───── Records for this exercise ─────
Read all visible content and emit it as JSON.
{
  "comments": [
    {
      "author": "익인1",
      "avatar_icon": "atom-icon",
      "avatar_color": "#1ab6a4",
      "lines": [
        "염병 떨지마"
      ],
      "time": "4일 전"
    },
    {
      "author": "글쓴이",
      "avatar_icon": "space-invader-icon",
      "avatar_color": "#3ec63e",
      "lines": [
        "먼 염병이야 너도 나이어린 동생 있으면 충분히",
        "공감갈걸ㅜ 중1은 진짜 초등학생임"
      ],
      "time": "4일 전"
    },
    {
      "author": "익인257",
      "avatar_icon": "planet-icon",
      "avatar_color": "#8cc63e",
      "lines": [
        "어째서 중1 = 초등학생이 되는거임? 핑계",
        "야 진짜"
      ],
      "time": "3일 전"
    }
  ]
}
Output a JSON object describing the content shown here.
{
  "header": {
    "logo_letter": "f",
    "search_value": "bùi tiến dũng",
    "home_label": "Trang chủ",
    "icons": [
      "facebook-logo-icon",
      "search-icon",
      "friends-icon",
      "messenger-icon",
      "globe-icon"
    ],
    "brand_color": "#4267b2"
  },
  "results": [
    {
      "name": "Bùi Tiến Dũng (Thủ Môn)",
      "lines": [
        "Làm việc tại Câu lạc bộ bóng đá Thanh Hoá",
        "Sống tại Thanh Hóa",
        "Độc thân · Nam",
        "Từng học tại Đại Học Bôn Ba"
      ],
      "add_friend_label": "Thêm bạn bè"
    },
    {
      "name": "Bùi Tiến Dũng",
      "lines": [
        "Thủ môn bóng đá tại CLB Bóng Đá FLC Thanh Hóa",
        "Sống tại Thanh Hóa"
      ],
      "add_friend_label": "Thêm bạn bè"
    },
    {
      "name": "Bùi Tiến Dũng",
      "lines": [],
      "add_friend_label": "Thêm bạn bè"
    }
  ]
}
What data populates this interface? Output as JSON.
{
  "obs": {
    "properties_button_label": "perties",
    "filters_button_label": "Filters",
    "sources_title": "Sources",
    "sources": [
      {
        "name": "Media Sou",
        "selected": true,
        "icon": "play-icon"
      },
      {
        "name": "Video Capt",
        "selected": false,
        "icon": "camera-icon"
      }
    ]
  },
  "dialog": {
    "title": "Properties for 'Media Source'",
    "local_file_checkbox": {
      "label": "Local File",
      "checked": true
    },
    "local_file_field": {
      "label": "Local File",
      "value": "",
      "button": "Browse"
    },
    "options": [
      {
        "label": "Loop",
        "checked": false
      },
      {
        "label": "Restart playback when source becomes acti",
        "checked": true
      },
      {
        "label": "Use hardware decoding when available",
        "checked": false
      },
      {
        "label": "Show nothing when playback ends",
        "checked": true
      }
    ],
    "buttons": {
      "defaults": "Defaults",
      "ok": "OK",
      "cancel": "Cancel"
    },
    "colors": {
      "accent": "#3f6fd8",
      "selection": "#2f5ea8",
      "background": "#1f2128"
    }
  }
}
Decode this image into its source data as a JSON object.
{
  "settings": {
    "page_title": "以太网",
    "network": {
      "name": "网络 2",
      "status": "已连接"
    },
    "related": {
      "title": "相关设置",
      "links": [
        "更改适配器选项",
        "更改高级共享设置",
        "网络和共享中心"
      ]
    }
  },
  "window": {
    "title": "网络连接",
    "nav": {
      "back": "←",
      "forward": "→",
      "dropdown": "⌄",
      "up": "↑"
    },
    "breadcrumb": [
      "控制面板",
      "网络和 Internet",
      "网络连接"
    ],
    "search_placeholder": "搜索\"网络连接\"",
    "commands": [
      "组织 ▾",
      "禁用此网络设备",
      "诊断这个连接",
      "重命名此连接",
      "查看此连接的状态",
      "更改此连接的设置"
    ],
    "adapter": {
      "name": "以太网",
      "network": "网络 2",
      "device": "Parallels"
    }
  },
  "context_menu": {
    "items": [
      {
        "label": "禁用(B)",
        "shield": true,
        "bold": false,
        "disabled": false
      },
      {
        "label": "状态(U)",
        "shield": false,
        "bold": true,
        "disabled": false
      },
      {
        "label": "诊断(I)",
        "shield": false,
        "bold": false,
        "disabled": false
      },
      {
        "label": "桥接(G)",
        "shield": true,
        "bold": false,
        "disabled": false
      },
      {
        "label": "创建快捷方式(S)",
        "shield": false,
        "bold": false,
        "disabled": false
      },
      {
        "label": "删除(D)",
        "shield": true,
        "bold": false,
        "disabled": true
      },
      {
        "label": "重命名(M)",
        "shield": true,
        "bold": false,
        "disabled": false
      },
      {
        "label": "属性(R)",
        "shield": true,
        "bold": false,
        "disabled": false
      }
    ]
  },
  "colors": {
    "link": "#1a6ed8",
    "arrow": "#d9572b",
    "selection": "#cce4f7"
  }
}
─────
Task to carry out
Show every line that contains the word "Output".

Correct response
Output a JSON object describing the content shown here.
What data populates this interface? Output as JSON.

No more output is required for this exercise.